(DIRECTION):
Find the lines that include the string "美味公司对处罚决定不服" and report how many there are. Give no other text.

(Collected data entries)
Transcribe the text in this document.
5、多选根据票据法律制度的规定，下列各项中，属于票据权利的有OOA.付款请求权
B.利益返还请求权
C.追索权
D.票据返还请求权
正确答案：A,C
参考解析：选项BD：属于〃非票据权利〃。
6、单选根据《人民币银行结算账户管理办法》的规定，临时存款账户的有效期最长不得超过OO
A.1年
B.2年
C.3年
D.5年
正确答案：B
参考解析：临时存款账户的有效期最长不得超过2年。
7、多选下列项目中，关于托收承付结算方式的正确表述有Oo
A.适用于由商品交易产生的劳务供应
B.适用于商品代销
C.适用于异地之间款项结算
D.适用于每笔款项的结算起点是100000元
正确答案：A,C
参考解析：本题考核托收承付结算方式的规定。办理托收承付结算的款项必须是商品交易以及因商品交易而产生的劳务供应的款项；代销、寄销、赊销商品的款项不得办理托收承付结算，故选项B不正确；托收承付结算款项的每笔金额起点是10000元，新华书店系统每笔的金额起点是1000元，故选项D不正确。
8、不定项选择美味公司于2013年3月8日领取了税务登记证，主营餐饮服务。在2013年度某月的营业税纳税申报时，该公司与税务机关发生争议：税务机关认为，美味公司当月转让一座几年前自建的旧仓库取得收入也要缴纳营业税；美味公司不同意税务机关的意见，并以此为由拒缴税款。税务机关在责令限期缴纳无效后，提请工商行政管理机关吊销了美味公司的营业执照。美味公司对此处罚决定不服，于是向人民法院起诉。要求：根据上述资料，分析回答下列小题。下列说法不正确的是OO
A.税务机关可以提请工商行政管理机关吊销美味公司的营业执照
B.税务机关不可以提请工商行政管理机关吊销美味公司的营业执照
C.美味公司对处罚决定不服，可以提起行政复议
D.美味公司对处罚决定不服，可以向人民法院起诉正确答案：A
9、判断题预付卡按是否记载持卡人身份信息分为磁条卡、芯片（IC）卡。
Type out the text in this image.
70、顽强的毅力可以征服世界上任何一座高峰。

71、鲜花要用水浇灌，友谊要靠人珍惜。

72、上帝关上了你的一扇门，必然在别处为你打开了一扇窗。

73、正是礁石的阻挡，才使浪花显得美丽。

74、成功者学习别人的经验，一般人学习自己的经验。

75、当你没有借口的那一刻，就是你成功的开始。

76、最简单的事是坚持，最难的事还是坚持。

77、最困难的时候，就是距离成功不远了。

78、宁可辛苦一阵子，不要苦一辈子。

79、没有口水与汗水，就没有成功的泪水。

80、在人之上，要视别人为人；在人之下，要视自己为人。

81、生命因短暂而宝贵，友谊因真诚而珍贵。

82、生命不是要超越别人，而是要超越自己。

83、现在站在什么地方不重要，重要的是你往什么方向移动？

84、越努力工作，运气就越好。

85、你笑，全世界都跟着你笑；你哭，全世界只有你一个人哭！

(OUTPUT OF THE EXERCISE):
2